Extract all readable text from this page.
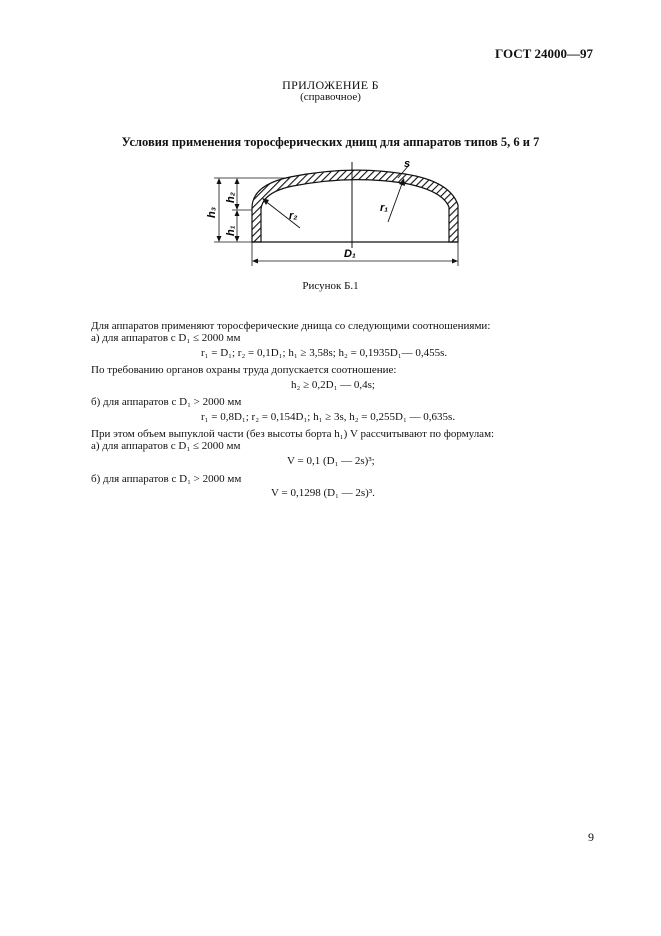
ГОСТ 24000—97
ПРИЛОЖЕНИЕ Б
(справочное)
Условия применения торосферических днищ для аппаратов типов 5, 6 и 7
h₃
h₂
h₁
r₂
r₁
s
D₁
Рисунок Б.1
Для аппаратов применяют торосферические днища со следующими соотношениями:
а) для аппаратов с D₁ ≤ 2000 мм
r₁ = D₁; r₂ = 0,1D₁; h₁ ≥ 3,58s; h₂ = 0,1935D₁— 0,455s.
По требованию органов охраны труда допускается соотношение:
h₂ ≥ 0,2D₁ — 0,4s;
б) для аппаратов с D₁ > 2000 мм
r₁ = 0,8D₁; r₂ = 0,154D₁; h₁ ≥ 3s, h₂ = 0,255D₁ — 0,635s.
При этом объем выпуклой части (без высоты борта h₁) V рассчитывают по формулам:
а) для аппаратов с D₁ ≤ 2000 мм
V = 0,1 (D₁ — 2s)³;
б) для аппаратов с D₁ > 2000 мм
V = 0,1298 (D₁ — 2s)³.
9
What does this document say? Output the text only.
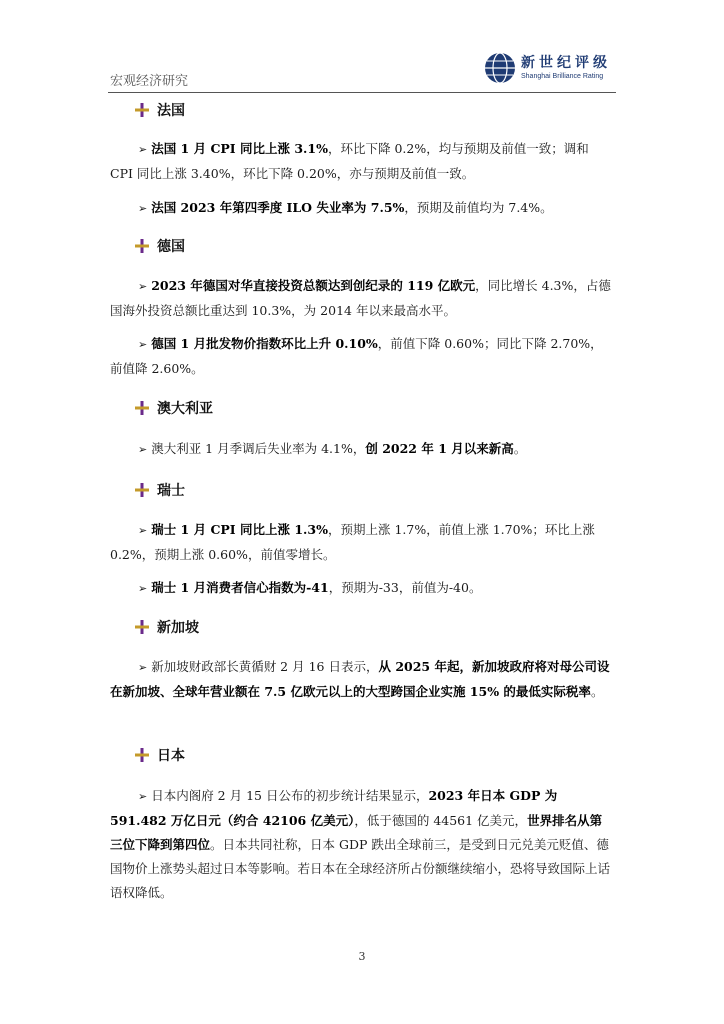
宏观经济研究
新世纪评级
Shanghai Brilliance Rating
法国
➢ 法国 1 月 CPI 同比上涨 3.1%，环比下降 0.2%，均与预期及前值一致；调和 CPI 同比上涨 3.40%，环比下降 0.20%，亦与预期及前值一致。
➢ 法国 2023 年第四季度 ILO 失业率为 7.5%，预期及前值均为 7.4%。
德国
➢ 2023 年德国对华直接投资总额达到创纪录的 119 亿欧元，同比增长 4.3%，占德国海外投资总额比重达到 10.3%，为 2014 年以来最高水平。
➢ 德国 1 月批发物价指数环比上升 0.10%，前值下降 0.60%；同比下降 2.70%，前值降 2.60%。
澳大利亚
➢ 澳大利亚 1 月季调后失业率为 4.1%，创 2022 年 1 月以来新高。
瑞士
➢ 瑞士 1 月 CPI 同比上涨 1.3%，预期上涨 1.7%，前值上涨 1.70%；环比上涨 0.2%，预期上涨 0.60%，前值零增长。
➢ 瑞士 1 月消费者信心指数为-41，预期为-33，前值为-40。
新加坡
➢ 新加坡财政部长黄循财 2 月 16 日表示，从 2025 年起，新加坡政府将对母公司设在新加坡、全球年营业额在 7.5 亿欧元以上的大型跨国企业实施 15% 的最低实际税率。
日本
➢ 日本内阁府 2 月 15 日公布的初步统计结果显示，2023 年日本 GDP 为 591.482 万亿日元（约合 42106 亿美元），低于德国的 44561 亿美元，世界排名从第三位下降到第四位。日本共同社称，日本 GDP 跌出全球前三，是受到日元兑美元贬值、德国物价上涨势头超过日本等影响。若日本在全球经济所占份额继续缩小，恐将导致国际上话语权降低。
3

....

# [Short exercise]
Without the pictures, extract every entry verbatim.

# [Complete response]
Extract all readable text from this page.
ГОСТ 24000—97
ПРИЛОЖЕНИЕ Б
(справочное)
Условия применения торосферических днищ для аппаратов типов 5, 6 и 7
h₃
h₂
h₁
r₂
r₁
s
D₁
Рисунок Б.1
Для аппаратов применяют торосферические днища со следующими соотношениями:
а) для аппаратов с D₁ ≤ 2000 мм
r₁ = D₁; r₂ = 0,1D₁; h₁ ≥ 3,58s; h₂ = 0,1935D₁— 0,455s.
По требованию органов охраны труда допускается соотношение:
h₂ ≥ 0,2D₁ — 0,4s;
б) для аппаратов с D₁ > 2000 мм
r₁ = 0,8D₁; r₂ = 0,154D₁; h₁ ≥ 3s, h₂ = 0,255D₁ — 0,635s.
При этом объем выпуклой части (без высоты борта h₁) V рассчитывают по формулам:
а) для аппаратов с D₁ ≤ 2000 мм
V = 0,1 (D₁ — 2s)³;
б) для аппаратов с D₁ > 2000 мм
V = 0,1298 (D₁ — 2s)³.
9
What does this document say? Output the text only.
宏观经济研究
新世纪评级
Shanghai Brilliance Rating
法国
➢ 法国 1 月 CPI 同比上涨 3.1%，环比下降 0.2%，均与预期及前值一致；调和 CPI 同比上涨 3.40%，环比下降 0.20%，亦与预期及前值一致。
➢ 法国 2023 年第四季度 ILO 失业率为 7.5%，预期及前值均为 7.4%。
德国
➢ 2023 年德国对华直接投资总额达到创纪录的 119 亿欧元，同比增长 4.3%，占德国海外投资总额比重达到 10.3%，为 2014 年以来最高水平。
➢ 德国 1 月批发物价指数环比上升 0.10%，前值下降 0.60%；同比下降 2.70%，前值降 2.60%。
澳大利亚
➢ 澳大利亚 1 月季调后失业率为 4.1%，创 2022 年 1 月以来新高。
瑞士
➢ 瑞士 1 月 CPI 同比上涨 1.3%，预期上涨 1.7%，前值上涨 1.70%；环比上涨 0.2%，预期上涨 0.60%，前值零增长。
➢ 瑞士 1 月消费者信心指数为-41，预期为-33，前值为-40。
新加坡
➢ 新加坡财政部长黄循财 2 月 16 日表示，从 2025 年起，新加坡政府将对母公司设在新加坡、全球年营业额在 7.5 亿欧元以上的大型跨国企业实施 15% 的最低实际税率。
日本
➢ 日本内阁府 2 月 15 日公布的初步统计结果显示，2023 年日本 GDP 为 591.482 万亿日元（约合 42106 亿美元），低于德国的 44561 亿美元，世界排名从第三位下降到第四位。日本共同社称，日本 GDP 跌出全球前三，是受到日元兑美元贬值、德国物价上涨势头超过日本等影响。若日本在全球经济所占份额继续缩小，恐将导致国际上话语权降低。
3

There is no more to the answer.